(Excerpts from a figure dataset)
—————
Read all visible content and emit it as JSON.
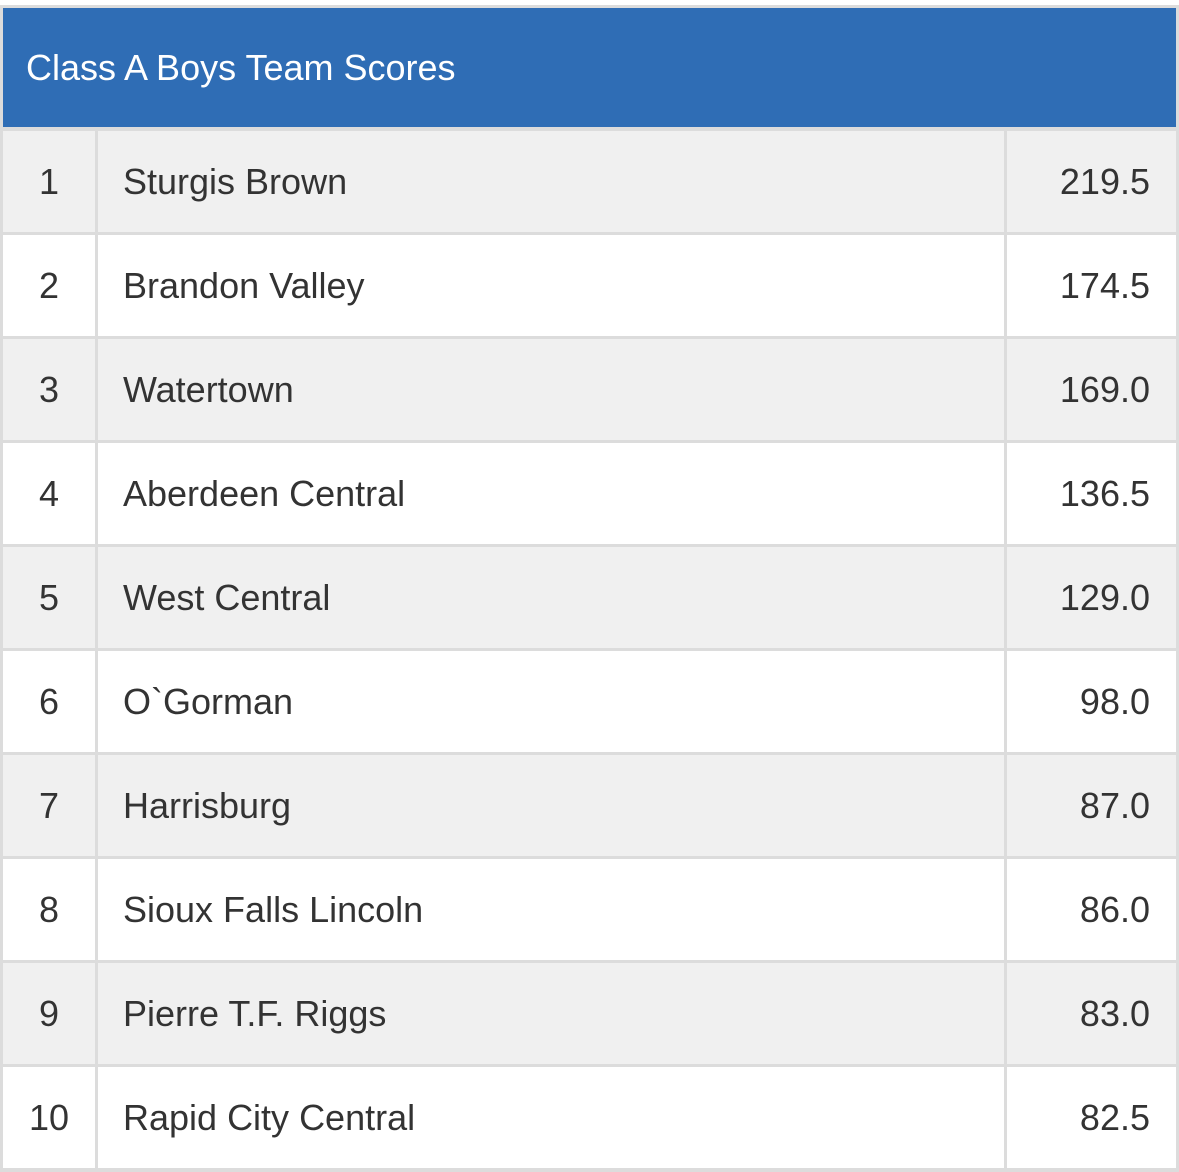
{
  "header": {
    "title": "Class A Boys Team Scores"
  },
  "table": {
    "rows": [
      [
        "1",
        "Sturgis Brown",
        "219.5"
      ],
      [
        "2",
        "Brandon Valley",
        "174.5"
      ],
      [
        "3",
        "Watertown",
        "169.0"
      ],
      [
        "4",
        "Aberdeen Central",
        "136.5"
      ],
      [
        "5",
        "West Central",
        "129.0"
      ],
      [
        "6",
        "O`Gorman",
        "98.0"
      ],
      [
        "7",
        "Harrisburg",
        "87.0"
      ],
      [
        "8",
        "Sioux Falls Lincoln",
        "86.0"
      ],
      [
        "9",
        "Pierre T.F. Riggs",
        "83.0"
      ],
      [
        "10",
        "Rapid City Central",
        "82.5"
      ]
    ]
  }
}
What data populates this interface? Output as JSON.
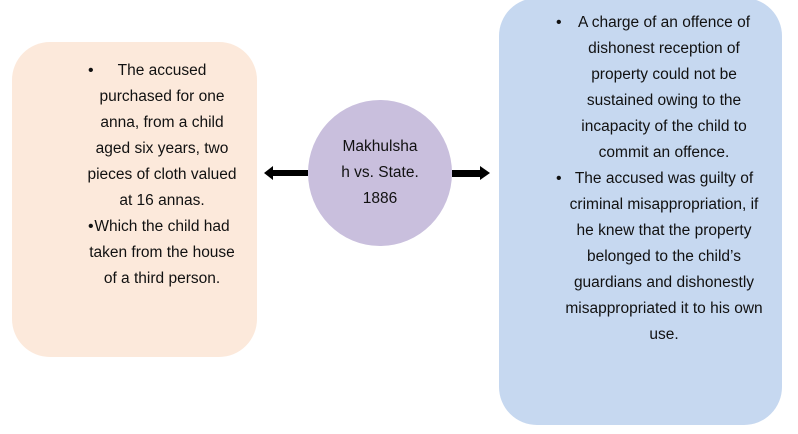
{
  "left_box": {
    "color": "#fce9db",
    "items": [
      "The accused purchased for one anna, from a child aged six years, two pieces of cloth valued at 16 annas.",
      "Which the child had taken from the house of a third person."
    ]
  },
  "center": {
    "color": "#c9bfdd",
    "title": "Makhulshah vs. State. 1886"
  },
  "right_box": {
    "color": "#c6d8f0",
    "items": [
      "A charge of an offence of dishonest reception of property could not be sustained owing to the incapacity of the child to commit an offence.",
      "The accused was guilty of criminal misappropriation, if he knew that the property belonged to the child’s guardians and dishonestly misappropriated it to his own use."
    ]
  },
  "arrows": {
    "left": "arrow-left-icon",
    "right": "arrow-right-icon"
  }
}
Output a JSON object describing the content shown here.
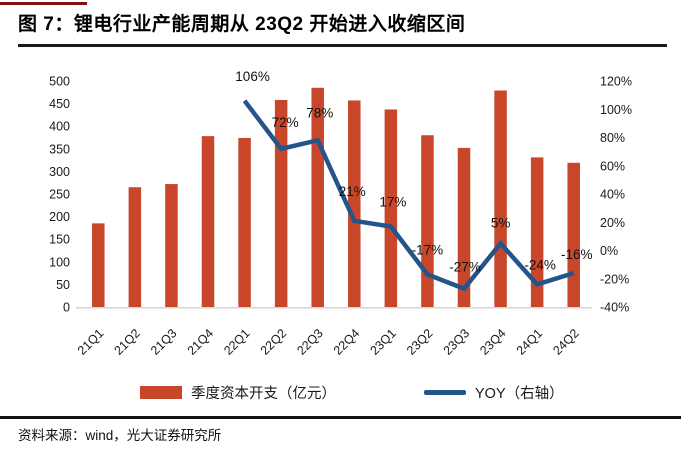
{
  "page": {
    "title": "图 7：锂电行业产能周期从 23Q2 开始进入收缩区间",
    "source": "资料来源：wind，光大证券研究所"
  },
  "colors": {
    "bar": "#c8472b",
    "line": "#24548a",
    "accent_rule": "#7e140b",
    "divider": "#1a1a1a",
    "baseline": "#d6d6d6",
    "text": "#1a1a1a"
  },
  "chart_data": {
    "type": "bar",
    "title": "图 7：锂电行业产能周期从 23Q2 开始进入收缩区间",
    "categories": [
      "21Q1",
      "21Q2",
      "21Q3",
      "21Q4",
      "22Q1",
      "22Q2",
      "22Q3",
      "22Q4",
      "23Q1",
      "23Q2",
      "23Q3",
      "23Q4",
      "24Q1",
      "24Q2"
    ],
    "series": [
      {
        "name": "季度资本开支（亿元）",
        "type": "bar",
        "axis": "left",
        "values": [
          185,
          265,
          272,
          378,
          374,
          458,
          485,
          457,
          437,
          380,
          352,
          479,
          331,
          319
        ]
      },
      {
        "name": "YOY（右轴）",
        "type": "line",
        "axis": "right",
        "values": [
          null,
          null,
          null,
          null,
          106,
          72,
          78,
          21,
          17,
          -17,
          -27,
          5,
          -24,
          -16
        ],
        "point_labels": [
          null,
          null,
          null,
          null,
          "106%",
          "72%",
          "78%",
          "21%",
          "17%",
          "-17%",
          "-27%",
          "5%",
          "-24%",
          "-16%"
        ]
      }
    ],
    "left_axis": {
      "min": 0,
      "max": 500,
      "step": 50,
      "tick_labels": [
        "0",
        "50",
        "100",
        "150",
        "200",
        "250",
        "300",
        "350",
        "400",
        "450",
        "500"
      ]
    },
    "right_axis": {
      "min": -40,
      "max": 120,
      "step": 20,
      "tick_labels": [
        "-40%",
        "-20%",
        "0%",
        "20%",
        "40%",
        "60%",
        "80%",
        "100%",
        "120%"
      ]
    },
    "grid": false,
    "legend_position": "bottom",
    "legend": [
      {
        "label": "季度资本开支（亿元）",
        "marker": "bar"
      },
      {
        "label": "YOY（右轴）",
        "marker": "line"
      }
    ]
  }
}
—————
STATED TASK >>
Only the number is wanted: how many lines of these entries contain the string "Central"?

WRITTEN ANSWER >>
3